-- START Supplied data --

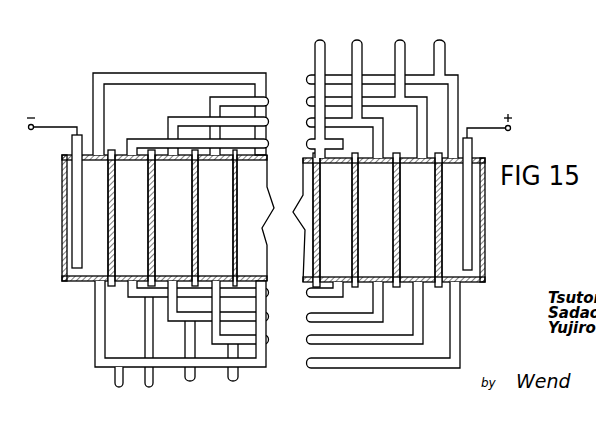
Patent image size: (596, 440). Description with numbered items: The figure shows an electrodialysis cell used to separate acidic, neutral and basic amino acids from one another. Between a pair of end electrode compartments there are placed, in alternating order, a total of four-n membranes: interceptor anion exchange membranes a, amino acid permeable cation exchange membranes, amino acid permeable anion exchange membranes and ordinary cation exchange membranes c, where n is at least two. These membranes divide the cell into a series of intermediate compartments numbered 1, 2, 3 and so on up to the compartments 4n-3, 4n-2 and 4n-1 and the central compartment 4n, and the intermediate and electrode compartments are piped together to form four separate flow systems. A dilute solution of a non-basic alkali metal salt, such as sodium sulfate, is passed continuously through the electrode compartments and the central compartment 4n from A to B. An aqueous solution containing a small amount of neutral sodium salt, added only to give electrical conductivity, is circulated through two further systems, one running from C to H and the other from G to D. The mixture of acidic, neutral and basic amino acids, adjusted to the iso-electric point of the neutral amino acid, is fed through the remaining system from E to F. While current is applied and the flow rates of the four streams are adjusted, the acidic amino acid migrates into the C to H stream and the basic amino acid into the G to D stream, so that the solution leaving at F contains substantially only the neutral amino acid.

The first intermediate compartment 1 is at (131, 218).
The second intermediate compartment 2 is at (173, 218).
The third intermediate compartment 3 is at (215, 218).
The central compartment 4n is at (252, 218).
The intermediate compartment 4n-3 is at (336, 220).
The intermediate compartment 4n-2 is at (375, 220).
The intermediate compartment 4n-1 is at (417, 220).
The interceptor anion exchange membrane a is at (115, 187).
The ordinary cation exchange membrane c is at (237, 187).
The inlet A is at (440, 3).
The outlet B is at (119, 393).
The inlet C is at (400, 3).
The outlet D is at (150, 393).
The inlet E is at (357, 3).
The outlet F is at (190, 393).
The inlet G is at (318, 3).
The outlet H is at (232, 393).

-- END Supplied data --

Render each line of the rows above as a JSON list of strings, one string per line, skipping blank lines. Leave the pictures out of the list.

• Finished answer:
[
  "Patent image size: (596, 440). Description with numbered items: The figure shows an electrodialysis cell used to separate acidic, neutral and basic amino acids from one another. Between a pair of end electrode compartments there are placed, in alternating order, a total of four-n membranes: interceptor anion exchange membranes a, amino acid permeable cation exchange membranes, amino acid permeable anion exchange membranes and ordinary cation exchange membranes c, where n is at least two. These membranes divide the cell into a series of intermediate compartments numbered 1, 2, 3 and so on up to the compartments 4n-3, 4n-2 and 4n-1 and the central compartment 4n, and the intermediate and electrode compartments are piped together to form four separate flow systems. A dilute solution of a non-basic alkali metal salt, such as sodium sulfate, is passed continuously through the electrode compartments and the central compartment 4n from A to B. An aqueous solution containing a small amount of neutral sodium salt, added only to give electrical conductivity, is circulated through two further systems, one running from C to H and the other from G to D. The mixture of acidic, neutral and basic amino acids, adjusted to the iso-electric point of the neutral amino acid, is fed through the remaining system from E to F. While current is applied and the flow rates of the four streams are adjusted, the acidic amino acid migrates into the C to H stream and the basic amino acid into the G to D stream, so that the solution leaving at F contains substantially only the neutral amino acid.",
  "The first intermediate compartment 1 is at (131, 218).",
  "The second intermediate compartment 2 is at (173, 218).",
  "The third intermediate compartment 3 is at (215, 218).",
  "The central compartment 4n is at (252, 218).",
  "The intermediate compartment 4n-3 is at (336, 220).",
  "The intermediate compartment 4n-2 is at (375, 220).",
  "The intermediate compartment 4n-1 is at (417, 220).",
  "The interceptor anion exchange membrane a is at (115, 187).",
  "The ordinary cation exchange membrane c is at (237, 187).",
  "The inlet A is at (440, 3).",
  "The outlet B is at (119, 393).",
  "The inlet C is at (400, 3).",
  "The outlet D is at (150, 393).",
  "The inlet E is at (357, 3).",
  "The outlet F is at (190, 393).",
  "The inlet G is at (318, 3).",
  "The outlet H is at (232, 393)."
]